**THE REQUEST**
Below are the records; pull every line that includes "Функция".

Dataset entries
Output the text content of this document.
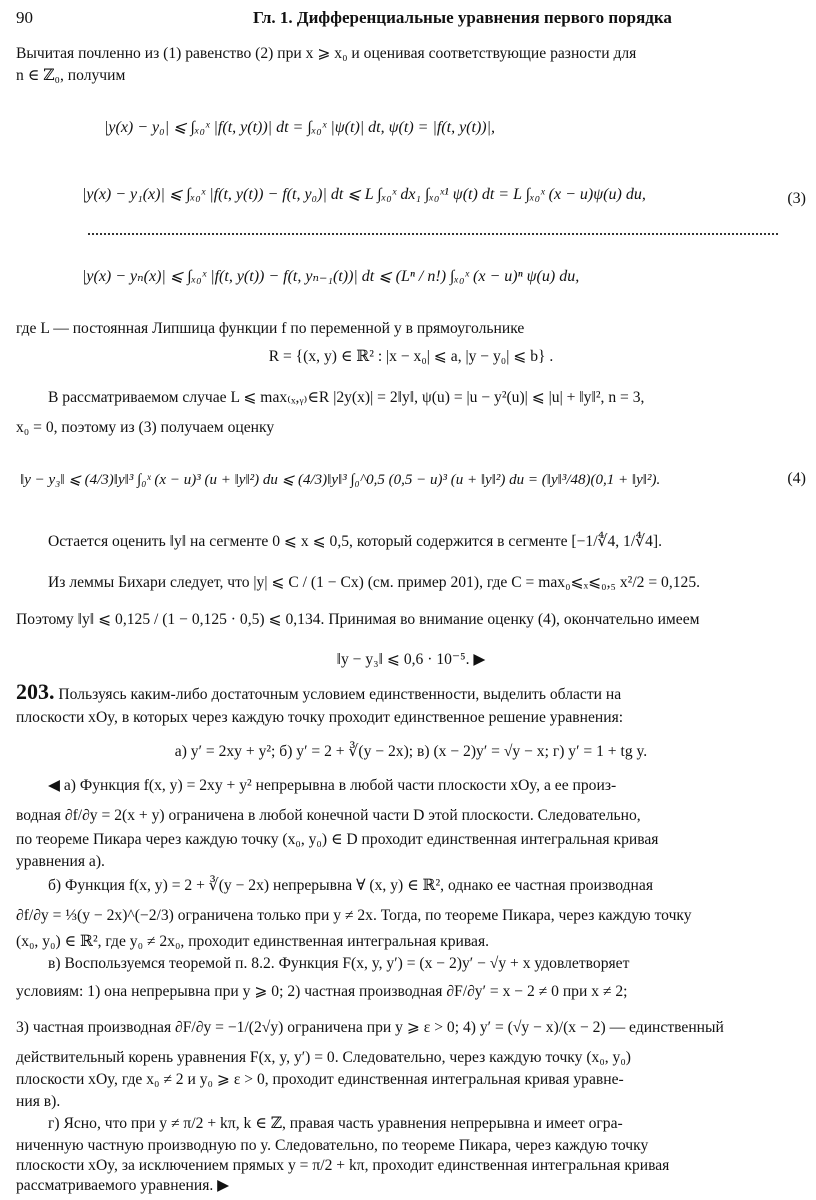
90	Гл. 1. Дифференциальные уравнения первого порядка
Вычитая почленно из (1) равенство (2) при x ⩾ x₀ и оценивая соответствующие разности для
n ∈ ℤ₀, получим
|y(x) − y₀| ⩽ ∫ₓ₀ˣ |f(t, y(t))| dt = ∫ₓ₀ˣ |ψ(t)| dt, ψ(t) = |f(t, y(t))|,
|y(x) − y₁(x)| ⩽ ∫ₓ₀ˣ |f(t, y(t)) − f(t, y₀)| dt ⩽ L ∫ₓ₀ˣ dx₁ ∫ₓ₀ˣ¹ ψ(t) dt = L ∫ₓ₀ˣ (x − u)ψ(u) du,	(3)
|y(x) − yₙ(x)| ⩽ ∫ₓ₀ˣ |f(t, y(t)) − f(t, yₙ₋₁(t))| dt ⩽ (Lⁿ / n!) ∫ₓ₀ˣ (x − u)ⁿ ψ(u) du,
где L — постоянная Липшица функции f по переменной y в прямоугольнике
R = {(x, y) ∈ ℝ² : |x − x₀| ⩽ a, |y − y₀| ⩽ b} .
В рассматриваемом случае L ⩽ max₍ₓ,ᵧ₎∈R |2y(x)| = 2‖y‖, ψ(u) = |u − y²(u)| ⩽ |u| + ‖y‖², n = 3,
x₀ = 0, поэтому из (3) получаем оценку
‖y − y₃‖ ⩽ (4/3)‖y‖³ ∫₀ˣ (x − u)³ (u + ‖y‖²) du ⩽ (4/3)‖y‖³ ∫₀^0,5 (0,5 − u)³ (u + ‖y‖²) du = (‖y‖³/48)(0,1 + ‖y‖²).	(4)
Остается оценить ‖y‖ на сегменте 0 ⩽ x ⩽ 0,5, который содержится в сегменте [−1/∜4, 1/∜4].
Из леммы Бихари следует, что |y| ⩽ C / (1 − Cx) (см. пример 201), где C = max₀⩽ₓ⩽₀,₅ x²/2 = 0,125.
Поэтому ‖y‖ ⩽ 0,125 / (1 − 0,125 · 0,5) ⩽ 0,134. Принимая во внимание оценку (4), окончательно имеем
‖y − y₃‖ ⩽ 0,6 · 10⁻⁵. ▶
203. Пользуясь каким-либо достаточным условием единственности, выделить области на
плоскости xOy, в которых через каждую точку проходит единственное решение уравнения:
а) y′ = 2xy + y²; б) y′ = 2 + ∛(y − 2x); в) (x − 2)y′ = √y − x; г) y′ = 1 + tg y.
◀ а) Функция f(x, y) = 2xy + y² непрерывна в любой части плоскости xOy, а ее произ-
водная ∂f/∂y = 2(x + y) ограничена в любой конечной части D этой плоскости. Следовательно,
по теореме Пикара через каждую точку (x₀, y₀) ∈ D проходит единственная интегральная кривая
уравнения а).
б) Функция f(x, y) = 2 + ∛(y − 2x) непрерывна ∀ (x, y) ∈ ℝ², однако ее частная производная
∂f/∂y = ⅓(y − 2x)^(−2/3) ограничена только при y ≠ 2x. Тогда, по теореме Пикара, через каждую точку
(x₀, y₀) ∈ ℝ², где y₀ ≠ 2x₀, проходит единственная интегральная кривая.
в) Воспользуемся теоремой п. 8.2. Функция F(x, y, y′) = (x − 2)y′ − √y + x удовлетворяет
условиям: 1) она непрерывна при y ⩾ 0; 2) частная производная ∂F/∂y′ = x − 2 ≠ 0 при x ≠ 2;
3) частная производная ∂F/∂y = −1/(2√y) ограничена при y ⩾ ε > 0; 4) y′ = (√y − x)/(x − 2) — единственный
действительный корень уравнения F(x, y, y′) = 0. Следовательно, через каждую точку (x₀, y₀)
плоскости xOy, где x₀ ≠ 2 и y₀ ⩾ ε > 0, проходит единственная интегральная кривая уравне-
ния в).
г) Ясно, что при y ≠ π/2 + kπ, k ∈ ℤ, правая часть уравнения непрерывна и имеет огра-
ниченную частную производную по y. Следовательно, по теореме Пикара, через каждую точку
плоскости xOy, за исключением прямых y = π/2 + kπ, проходит единственная интегральная кривая
рассматриваемого уравнения. ▶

**WORKED ANSWER**
◀ а) Функция f(x, y) = 2xy + y² непрерывна в любой части плоскости xOy, а ее произ-
б) Функция f(x, y) = 2 + ∛(y − 2x) непрерывна ∀ (x, y) ∈ ℝ², однако ее частная производная
в) Воспользуемся теоремой п. 8.2. Функция F(x, y, y′) = (x − 2)y′ − √y + x удовлетворяет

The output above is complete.